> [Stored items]
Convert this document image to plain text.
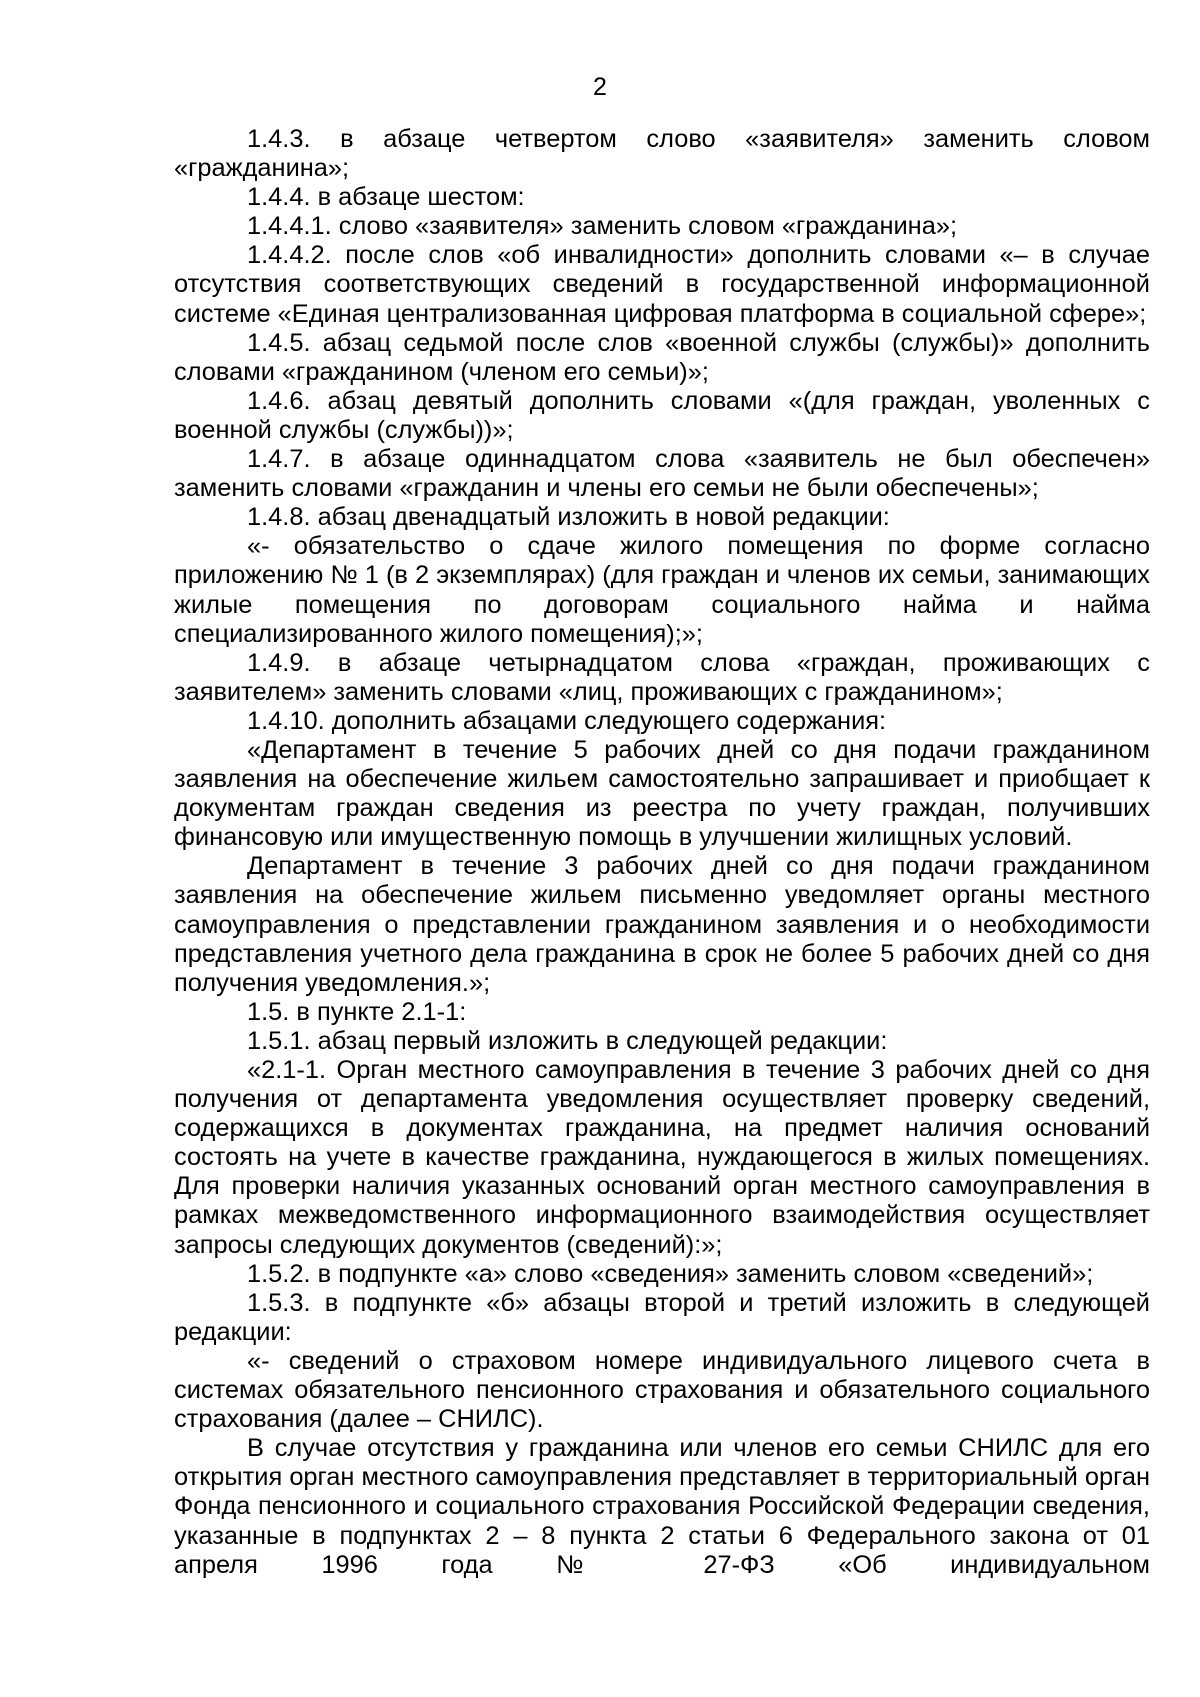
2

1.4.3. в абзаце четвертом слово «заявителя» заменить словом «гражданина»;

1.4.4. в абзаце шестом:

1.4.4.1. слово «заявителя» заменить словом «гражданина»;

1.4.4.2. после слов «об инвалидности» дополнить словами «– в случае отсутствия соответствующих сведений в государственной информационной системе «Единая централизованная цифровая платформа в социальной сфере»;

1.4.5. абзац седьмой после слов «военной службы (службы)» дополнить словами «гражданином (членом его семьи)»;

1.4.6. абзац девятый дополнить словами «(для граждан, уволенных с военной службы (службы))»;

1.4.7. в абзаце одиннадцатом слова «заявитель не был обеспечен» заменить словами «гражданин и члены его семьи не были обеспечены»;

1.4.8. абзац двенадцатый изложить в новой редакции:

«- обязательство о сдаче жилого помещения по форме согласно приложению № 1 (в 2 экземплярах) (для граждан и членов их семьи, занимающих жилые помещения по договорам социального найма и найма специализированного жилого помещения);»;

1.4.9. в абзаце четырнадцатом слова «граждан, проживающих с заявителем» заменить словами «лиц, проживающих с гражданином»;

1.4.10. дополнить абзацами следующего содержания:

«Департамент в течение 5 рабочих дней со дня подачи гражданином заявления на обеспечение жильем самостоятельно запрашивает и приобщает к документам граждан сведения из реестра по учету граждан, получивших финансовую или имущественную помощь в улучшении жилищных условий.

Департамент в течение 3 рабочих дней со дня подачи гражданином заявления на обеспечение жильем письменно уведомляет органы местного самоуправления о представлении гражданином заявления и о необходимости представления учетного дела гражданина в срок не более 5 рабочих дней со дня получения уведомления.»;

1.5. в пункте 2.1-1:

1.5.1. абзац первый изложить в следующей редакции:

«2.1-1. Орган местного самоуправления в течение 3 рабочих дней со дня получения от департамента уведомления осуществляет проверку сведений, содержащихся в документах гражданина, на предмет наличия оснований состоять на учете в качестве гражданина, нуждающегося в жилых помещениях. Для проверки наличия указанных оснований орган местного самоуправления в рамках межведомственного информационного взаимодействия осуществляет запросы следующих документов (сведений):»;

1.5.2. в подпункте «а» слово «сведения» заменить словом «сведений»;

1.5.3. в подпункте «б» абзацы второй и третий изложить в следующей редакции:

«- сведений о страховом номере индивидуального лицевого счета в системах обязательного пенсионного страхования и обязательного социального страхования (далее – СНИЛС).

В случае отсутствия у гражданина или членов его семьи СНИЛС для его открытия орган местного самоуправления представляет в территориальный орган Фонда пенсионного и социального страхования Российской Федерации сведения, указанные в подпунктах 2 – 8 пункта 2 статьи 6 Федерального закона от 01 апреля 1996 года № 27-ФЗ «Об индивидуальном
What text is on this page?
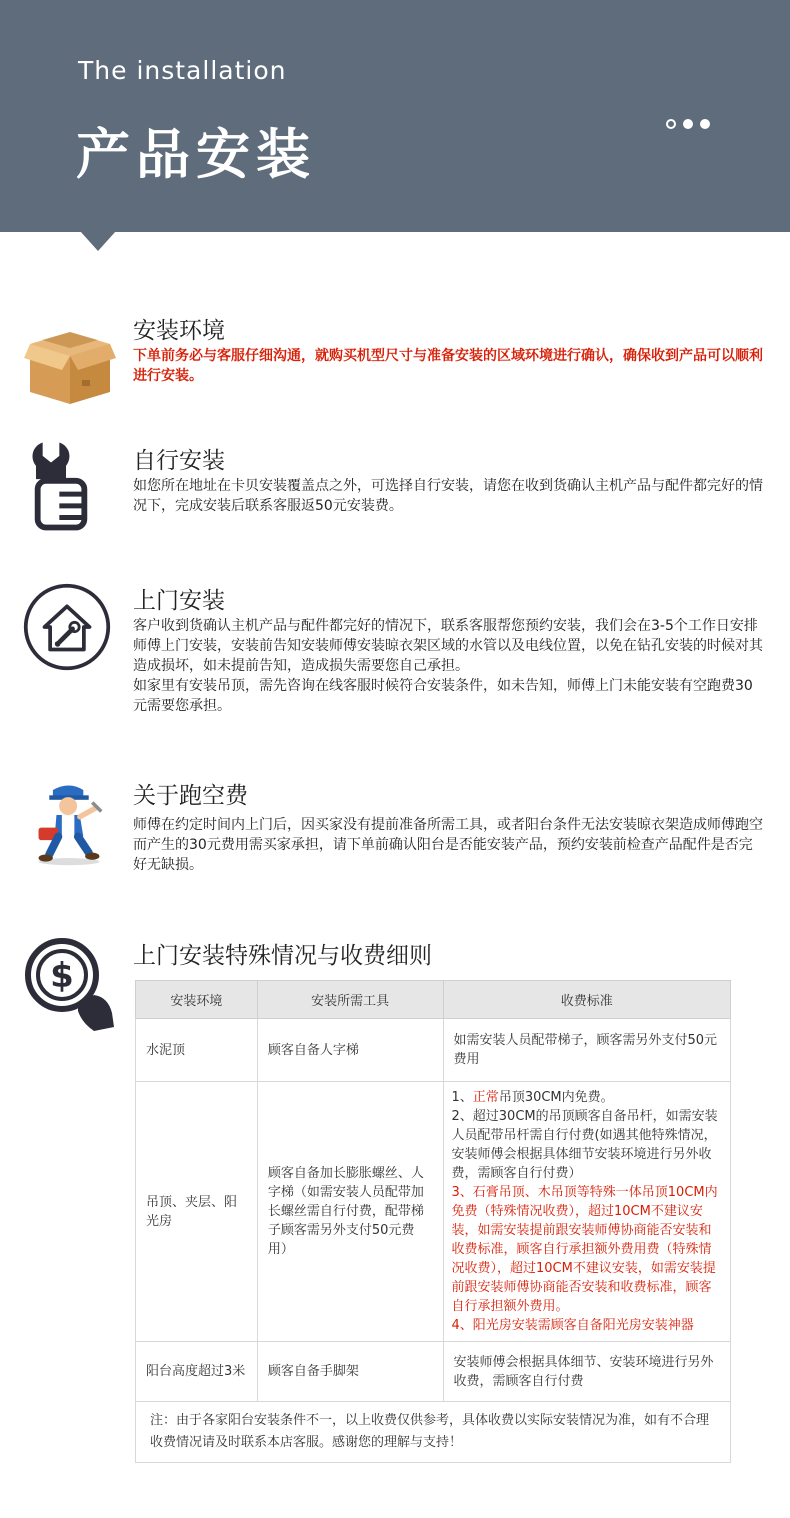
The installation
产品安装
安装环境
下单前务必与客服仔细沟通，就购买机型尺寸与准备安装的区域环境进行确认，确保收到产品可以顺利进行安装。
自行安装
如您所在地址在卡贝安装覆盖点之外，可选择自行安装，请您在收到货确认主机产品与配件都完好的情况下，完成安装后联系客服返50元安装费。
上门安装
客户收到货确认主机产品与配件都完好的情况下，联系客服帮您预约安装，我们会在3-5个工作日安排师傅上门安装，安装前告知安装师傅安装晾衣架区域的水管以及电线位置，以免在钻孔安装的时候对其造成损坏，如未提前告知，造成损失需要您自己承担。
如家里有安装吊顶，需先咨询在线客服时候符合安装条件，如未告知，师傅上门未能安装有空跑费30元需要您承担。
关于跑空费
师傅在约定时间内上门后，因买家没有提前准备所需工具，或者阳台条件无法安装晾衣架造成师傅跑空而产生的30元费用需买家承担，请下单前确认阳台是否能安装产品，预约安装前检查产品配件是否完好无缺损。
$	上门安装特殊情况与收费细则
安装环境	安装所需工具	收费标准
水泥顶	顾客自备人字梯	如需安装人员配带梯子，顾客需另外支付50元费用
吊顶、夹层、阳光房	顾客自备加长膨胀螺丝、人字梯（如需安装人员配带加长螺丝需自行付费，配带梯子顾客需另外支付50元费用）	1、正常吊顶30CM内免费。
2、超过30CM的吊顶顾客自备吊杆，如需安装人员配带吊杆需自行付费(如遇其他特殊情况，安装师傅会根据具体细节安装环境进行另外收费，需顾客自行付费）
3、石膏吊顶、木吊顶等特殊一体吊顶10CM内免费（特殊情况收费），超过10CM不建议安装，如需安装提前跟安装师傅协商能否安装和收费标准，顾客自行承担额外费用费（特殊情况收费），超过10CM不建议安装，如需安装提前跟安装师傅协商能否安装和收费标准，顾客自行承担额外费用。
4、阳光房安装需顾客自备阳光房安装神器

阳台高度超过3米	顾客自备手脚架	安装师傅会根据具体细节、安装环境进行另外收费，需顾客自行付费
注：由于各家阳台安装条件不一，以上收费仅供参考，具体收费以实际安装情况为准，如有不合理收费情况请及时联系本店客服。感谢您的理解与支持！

> [EXERCISE BRIEF]
In the copy, leave out all pictures, and retype exactly each line from the one with "What text is on this page?" through the last line of the entries.

> [TASK RESULT]
What text is on this page?
The installation
产品安装
安装环境
下单前务必与客服仔细沟通，就购买机型尺寸与准备安装的区域环境进行确认，确保收到产品可以顺利进行安装。
自行安装
如您所在地址在卡贝安装覆盖点之外，可选择自行安装，请您在收到货确认主机产品与配件都完好的情况下，完成安装后联系客服返50元安装费。
上门安装
客户收到货确认主机产品与配件都完好的情况下，联系客服帮您预约安装，我们会在3-5个工作日安排师傅上门安装，安装前告知安装师傅安装晾衣架区域的水管以及电线位置，以免在钻孔安装的时候对其造成损坏，如未提前告知，造成损失需要您自己承担。
如家里有安装吊顶，需先咨询在线客服时候符合安装条件，如未告知，师傅上门未能安装有空跑费30元需要您承担。
关于跑空费
师傅在约定时间内上门后，因买家没有提前准备所需工具，或者阳台条件无法安装晾衣架造成师傅跑空而产生的30元费用需买家承担，请下单前确认阳台是否能安装产品，预约安装前检查产品配件是否完好无缺损。
$	上门安装特殊情况与收费细则
安装环境	安装所需工具	收费标准
水泥顶	顾客自备人字梯	如需安装人员配带梯子，顾客需另外支付50元费用
吊顶、夹层、阳光房	顾客自备加长膨胀螺丝、人字梯（如需安装人员配带加长螺丝需自行付费，配带梯子顾客需另外支付50元费用）	1、正常吊顶30CM内免费。
2、超过30CM的吊顶顾客自备吊杆，如需安装人员配带吊杆需自行付费(如遇其他特殊情况，安装师傅会根据具体细节安装环境进行另外收费，需顾客自行付费）
3、石膏吊顶、木吊顶等特殊一体吊顶10CM内免费（特殊情况收费），超过10CM不建议安装，如需安装提前跟安装师傅协商能否安装和收费标准，顾客自行承担额外费用费（特殊情况收费），超过10CM不建议安装，如需安装提前跟安装师傅协商能否安装和收费标准，顾客自行承担额外费用。
4、阳光房安装需顾客自备阳光房安装神器

阳台高度超过3米	顾客自备手脚架	安装师傅会根据具体细节、安装环境进行另外收费，需顾客自行付费
注：由于各家阳台安装条件不一，以上收费仅供参考，具体收费以实际安装情况为准，如有不合理收费情况请及时联系本店客服。感谢您的理解与支持！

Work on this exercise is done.